- **Goal**: Wherever the word "JSON" shows up in a line, please copy that line.

[Data entries]
┄┄┄┄┄┄┄┄┄┄┄┄┄┄┄┄┄┄┄┄
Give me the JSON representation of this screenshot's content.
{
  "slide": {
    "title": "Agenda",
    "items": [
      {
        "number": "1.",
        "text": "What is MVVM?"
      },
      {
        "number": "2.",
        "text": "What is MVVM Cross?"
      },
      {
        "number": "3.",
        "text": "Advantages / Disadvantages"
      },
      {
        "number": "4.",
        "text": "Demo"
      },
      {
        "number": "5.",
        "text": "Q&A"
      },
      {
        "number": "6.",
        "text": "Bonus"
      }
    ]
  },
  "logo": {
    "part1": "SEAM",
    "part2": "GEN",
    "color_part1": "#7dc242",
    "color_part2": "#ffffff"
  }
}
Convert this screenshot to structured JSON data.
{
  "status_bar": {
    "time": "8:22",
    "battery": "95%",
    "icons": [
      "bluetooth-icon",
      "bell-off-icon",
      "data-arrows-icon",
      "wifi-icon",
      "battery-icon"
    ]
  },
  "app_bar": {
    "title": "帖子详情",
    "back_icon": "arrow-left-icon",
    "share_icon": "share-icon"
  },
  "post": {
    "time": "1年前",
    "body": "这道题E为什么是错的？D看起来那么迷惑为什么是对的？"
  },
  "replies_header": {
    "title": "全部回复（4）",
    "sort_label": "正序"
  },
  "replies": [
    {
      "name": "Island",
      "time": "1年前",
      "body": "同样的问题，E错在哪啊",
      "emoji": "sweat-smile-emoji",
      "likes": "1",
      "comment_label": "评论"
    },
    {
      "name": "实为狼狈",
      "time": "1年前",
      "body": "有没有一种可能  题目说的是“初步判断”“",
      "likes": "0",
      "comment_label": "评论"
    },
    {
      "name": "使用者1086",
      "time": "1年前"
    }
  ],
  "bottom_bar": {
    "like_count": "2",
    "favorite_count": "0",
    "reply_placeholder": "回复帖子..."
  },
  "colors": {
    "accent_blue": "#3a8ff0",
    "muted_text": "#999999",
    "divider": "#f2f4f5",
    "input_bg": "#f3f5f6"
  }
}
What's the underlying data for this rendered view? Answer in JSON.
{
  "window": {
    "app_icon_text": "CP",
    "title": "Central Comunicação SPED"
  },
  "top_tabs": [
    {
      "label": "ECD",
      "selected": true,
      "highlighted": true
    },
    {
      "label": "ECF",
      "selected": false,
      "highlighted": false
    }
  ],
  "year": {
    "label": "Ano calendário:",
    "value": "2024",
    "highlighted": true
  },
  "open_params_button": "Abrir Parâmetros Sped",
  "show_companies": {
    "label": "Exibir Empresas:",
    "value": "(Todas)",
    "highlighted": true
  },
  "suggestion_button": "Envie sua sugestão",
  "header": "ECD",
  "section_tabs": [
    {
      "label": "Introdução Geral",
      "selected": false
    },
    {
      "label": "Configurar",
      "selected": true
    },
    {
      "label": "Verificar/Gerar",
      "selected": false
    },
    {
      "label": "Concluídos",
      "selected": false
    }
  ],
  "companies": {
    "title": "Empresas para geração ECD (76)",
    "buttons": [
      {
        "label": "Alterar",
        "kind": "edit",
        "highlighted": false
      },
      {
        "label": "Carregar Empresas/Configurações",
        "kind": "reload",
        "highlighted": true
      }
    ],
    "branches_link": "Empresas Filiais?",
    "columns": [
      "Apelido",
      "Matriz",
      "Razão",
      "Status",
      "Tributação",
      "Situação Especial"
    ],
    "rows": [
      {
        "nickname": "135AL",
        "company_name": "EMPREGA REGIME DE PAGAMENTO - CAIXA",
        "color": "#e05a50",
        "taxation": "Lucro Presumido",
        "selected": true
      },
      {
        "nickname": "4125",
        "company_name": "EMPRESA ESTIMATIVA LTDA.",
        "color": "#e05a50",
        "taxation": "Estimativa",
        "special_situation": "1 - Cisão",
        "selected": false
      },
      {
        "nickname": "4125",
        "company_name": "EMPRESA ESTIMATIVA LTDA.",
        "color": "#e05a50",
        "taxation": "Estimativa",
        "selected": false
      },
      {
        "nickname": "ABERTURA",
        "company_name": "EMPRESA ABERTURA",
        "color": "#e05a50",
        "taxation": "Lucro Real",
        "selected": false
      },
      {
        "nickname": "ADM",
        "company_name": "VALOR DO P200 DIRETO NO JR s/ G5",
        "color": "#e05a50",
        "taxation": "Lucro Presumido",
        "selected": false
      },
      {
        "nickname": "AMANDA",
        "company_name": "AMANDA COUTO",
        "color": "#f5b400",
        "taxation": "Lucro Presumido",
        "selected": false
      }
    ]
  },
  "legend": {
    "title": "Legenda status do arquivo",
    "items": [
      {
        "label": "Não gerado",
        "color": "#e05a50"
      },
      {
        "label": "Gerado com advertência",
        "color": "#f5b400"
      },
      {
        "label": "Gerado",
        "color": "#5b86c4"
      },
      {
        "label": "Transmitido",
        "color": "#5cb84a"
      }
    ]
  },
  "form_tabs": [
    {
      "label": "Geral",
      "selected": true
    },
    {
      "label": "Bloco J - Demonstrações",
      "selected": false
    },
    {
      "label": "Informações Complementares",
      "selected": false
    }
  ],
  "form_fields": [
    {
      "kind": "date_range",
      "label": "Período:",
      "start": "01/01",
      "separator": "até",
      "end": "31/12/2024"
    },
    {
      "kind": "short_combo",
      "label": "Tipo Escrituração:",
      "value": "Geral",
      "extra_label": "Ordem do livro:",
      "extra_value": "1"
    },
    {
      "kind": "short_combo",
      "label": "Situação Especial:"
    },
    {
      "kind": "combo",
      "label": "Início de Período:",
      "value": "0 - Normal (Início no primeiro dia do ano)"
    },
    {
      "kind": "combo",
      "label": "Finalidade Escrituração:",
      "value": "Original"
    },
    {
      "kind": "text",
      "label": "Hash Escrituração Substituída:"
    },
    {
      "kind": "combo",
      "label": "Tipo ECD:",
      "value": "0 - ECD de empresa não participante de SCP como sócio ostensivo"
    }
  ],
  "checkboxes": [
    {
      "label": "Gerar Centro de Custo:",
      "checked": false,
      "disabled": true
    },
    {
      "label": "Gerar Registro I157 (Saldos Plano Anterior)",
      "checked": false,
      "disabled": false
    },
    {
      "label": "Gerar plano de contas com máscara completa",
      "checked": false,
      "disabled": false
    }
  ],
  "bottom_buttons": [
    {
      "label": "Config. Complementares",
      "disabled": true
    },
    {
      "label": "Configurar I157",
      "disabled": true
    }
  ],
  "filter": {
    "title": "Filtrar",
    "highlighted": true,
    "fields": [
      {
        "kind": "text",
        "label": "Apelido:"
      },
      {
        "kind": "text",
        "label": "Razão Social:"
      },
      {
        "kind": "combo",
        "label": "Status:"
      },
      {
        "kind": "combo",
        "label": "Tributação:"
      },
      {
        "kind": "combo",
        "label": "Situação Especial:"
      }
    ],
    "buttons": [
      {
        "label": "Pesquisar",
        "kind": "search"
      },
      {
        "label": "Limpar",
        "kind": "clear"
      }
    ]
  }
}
┄┄┄┄┄┄┄┄┄┄┄┄┄┄┄┄┄┄┄┄
- **Final answer**:
Give me the JSON representation of this screenshot's content.
Convert this screenshot to structured JSON data.
What's the underlying data for this rendered view? Answer in JSON.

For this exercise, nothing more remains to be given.